------ THE DATA ------
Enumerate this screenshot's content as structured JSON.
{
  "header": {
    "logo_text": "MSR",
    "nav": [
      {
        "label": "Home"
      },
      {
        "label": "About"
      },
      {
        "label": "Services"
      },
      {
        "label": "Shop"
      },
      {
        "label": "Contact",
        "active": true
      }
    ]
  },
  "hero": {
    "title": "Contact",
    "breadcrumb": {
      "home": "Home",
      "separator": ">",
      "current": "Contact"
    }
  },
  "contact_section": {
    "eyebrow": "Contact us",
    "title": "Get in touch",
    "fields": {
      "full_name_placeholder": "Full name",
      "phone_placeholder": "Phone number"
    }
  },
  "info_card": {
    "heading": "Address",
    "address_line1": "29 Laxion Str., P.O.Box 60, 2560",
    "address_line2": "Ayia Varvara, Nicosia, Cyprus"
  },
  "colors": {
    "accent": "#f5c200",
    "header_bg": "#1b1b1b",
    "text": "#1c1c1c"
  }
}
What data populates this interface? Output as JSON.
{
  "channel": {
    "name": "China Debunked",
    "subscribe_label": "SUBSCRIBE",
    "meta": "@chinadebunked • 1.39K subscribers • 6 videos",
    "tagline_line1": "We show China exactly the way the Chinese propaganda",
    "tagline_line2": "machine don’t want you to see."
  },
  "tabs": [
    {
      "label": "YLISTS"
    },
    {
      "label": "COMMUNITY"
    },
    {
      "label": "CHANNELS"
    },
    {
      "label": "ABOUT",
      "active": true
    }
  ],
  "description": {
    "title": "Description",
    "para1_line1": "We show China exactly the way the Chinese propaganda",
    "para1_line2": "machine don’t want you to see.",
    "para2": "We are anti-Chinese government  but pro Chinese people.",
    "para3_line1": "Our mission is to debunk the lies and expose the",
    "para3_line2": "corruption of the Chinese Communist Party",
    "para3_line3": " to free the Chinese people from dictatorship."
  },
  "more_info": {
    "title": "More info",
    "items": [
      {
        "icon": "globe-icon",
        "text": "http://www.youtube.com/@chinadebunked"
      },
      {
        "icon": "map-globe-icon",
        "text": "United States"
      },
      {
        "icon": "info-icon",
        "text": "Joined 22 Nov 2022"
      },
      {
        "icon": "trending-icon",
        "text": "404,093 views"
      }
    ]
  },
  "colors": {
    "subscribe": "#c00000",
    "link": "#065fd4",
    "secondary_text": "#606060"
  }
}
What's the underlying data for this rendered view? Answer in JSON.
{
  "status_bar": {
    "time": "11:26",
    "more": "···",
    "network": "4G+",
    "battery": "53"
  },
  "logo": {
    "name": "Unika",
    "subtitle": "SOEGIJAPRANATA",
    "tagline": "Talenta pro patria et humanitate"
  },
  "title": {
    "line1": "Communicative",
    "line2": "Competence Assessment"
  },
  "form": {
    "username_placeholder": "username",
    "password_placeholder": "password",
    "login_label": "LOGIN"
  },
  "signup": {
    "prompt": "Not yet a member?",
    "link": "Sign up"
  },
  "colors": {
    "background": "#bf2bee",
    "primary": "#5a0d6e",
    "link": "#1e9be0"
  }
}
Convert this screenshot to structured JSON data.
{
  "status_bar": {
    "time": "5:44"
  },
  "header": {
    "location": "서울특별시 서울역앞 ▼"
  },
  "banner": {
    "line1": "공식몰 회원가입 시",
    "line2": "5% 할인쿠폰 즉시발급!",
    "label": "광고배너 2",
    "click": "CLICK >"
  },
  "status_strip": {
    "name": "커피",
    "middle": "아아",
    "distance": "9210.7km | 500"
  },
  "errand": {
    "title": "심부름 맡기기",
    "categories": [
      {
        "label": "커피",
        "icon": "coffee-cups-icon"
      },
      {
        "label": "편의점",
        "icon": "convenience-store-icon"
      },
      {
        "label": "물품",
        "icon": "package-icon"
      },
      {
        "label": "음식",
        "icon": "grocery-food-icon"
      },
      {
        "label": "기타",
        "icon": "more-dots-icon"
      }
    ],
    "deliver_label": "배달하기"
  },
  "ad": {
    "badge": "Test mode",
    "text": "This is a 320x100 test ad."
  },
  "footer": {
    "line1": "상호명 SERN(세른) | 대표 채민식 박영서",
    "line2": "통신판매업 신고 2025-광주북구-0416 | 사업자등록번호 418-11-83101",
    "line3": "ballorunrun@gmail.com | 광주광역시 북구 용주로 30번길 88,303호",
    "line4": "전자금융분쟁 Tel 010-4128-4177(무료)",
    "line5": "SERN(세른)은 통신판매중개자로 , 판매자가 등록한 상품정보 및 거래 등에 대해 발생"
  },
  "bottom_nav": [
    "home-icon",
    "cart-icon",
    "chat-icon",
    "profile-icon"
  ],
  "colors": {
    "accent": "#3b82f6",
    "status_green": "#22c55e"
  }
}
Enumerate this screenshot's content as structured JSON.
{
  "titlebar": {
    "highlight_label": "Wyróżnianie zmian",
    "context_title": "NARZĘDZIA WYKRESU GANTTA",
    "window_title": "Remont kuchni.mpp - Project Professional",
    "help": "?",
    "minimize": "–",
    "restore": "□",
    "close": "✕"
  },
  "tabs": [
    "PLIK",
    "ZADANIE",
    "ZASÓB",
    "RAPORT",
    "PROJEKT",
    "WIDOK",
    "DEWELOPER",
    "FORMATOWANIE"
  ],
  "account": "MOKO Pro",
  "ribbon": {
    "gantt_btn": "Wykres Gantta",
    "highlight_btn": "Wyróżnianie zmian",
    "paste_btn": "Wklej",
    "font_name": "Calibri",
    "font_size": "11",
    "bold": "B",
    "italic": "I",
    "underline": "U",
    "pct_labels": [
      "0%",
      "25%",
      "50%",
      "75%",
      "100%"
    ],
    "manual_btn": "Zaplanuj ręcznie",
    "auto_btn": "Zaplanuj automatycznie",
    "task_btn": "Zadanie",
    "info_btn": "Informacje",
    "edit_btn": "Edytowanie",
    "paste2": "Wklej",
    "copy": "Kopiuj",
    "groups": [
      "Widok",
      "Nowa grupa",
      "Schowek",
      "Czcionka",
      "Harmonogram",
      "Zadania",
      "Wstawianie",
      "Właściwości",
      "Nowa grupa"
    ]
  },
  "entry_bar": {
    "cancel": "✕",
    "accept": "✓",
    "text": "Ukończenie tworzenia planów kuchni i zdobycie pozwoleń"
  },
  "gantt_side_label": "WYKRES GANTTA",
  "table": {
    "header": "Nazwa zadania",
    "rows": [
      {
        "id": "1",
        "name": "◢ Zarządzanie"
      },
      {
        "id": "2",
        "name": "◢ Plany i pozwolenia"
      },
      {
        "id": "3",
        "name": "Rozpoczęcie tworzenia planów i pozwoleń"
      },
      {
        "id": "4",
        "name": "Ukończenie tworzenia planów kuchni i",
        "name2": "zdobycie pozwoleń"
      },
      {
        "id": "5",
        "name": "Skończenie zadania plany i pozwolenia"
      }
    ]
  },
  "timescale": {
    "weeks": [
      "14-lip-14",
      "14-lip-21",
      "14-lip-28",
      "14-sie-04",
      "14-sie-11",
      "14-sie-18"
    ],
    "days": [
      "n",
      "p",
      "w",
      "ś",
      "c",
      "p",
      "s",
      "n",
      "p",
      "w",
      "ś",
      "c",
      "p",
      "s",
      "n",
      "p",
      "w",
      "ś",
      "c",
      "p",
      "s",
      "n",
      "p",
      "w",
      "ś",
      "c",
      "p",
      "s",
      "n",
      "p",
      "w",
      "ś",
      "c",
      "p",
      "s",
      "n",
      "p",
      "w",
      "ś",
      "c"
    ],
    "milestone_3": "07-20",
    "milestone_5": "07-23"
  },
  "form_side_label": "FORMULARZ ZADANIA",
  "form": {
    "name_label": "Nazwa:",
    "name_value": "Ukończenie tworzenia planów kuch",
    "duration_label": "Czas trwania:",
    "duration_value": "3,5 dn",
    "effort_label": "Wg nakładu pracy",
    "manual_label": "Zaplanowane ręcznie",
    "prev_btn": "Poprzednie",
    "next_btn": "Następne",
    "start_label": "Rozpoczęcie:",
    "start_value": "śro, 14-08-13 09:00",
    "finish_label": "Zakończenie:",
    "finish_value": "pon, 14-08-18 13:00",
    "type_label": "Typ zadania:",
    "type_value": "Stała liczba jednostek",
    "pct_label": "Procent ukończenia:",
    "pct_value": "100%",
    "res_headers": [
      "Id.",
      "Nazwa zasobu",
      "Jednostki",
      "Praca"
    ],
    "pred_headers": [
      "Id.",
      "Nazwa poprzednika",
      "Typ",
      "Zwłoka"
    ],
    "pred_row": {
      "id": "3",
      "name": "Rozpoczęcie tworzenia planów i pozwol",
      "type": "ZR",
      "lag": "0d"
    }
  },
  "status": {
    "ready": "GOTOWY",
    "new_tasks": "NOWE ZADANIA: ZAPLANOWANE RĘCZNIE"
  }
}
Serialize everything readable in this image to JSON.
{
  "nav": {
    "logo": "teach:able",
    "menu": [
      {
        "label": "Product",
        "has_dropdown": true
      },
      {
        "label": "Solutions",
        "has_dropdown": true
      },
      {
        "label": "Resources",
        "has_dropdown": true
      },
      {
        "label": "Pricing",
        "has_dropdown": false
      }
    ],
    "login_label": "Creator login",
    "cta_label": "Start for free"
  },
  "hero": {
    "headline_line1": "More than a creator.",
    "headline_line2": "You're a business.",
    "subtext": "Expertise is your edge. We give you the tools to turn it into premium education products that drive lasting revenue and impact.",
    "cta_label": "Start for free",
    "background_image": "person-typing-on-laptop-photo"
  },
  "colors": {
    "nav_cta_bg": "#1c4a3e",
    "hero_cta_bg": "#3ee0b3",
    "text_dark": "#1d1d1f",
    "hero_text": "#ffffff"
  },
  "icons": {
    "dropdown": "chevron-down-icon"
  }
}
------
- _WHAT TO WORK ON_
Of all the lines in the listing above, how many contain the word "Nazwa"? Answer with the number alone.

- _SOLUTION TO THIS PROBLEM_
4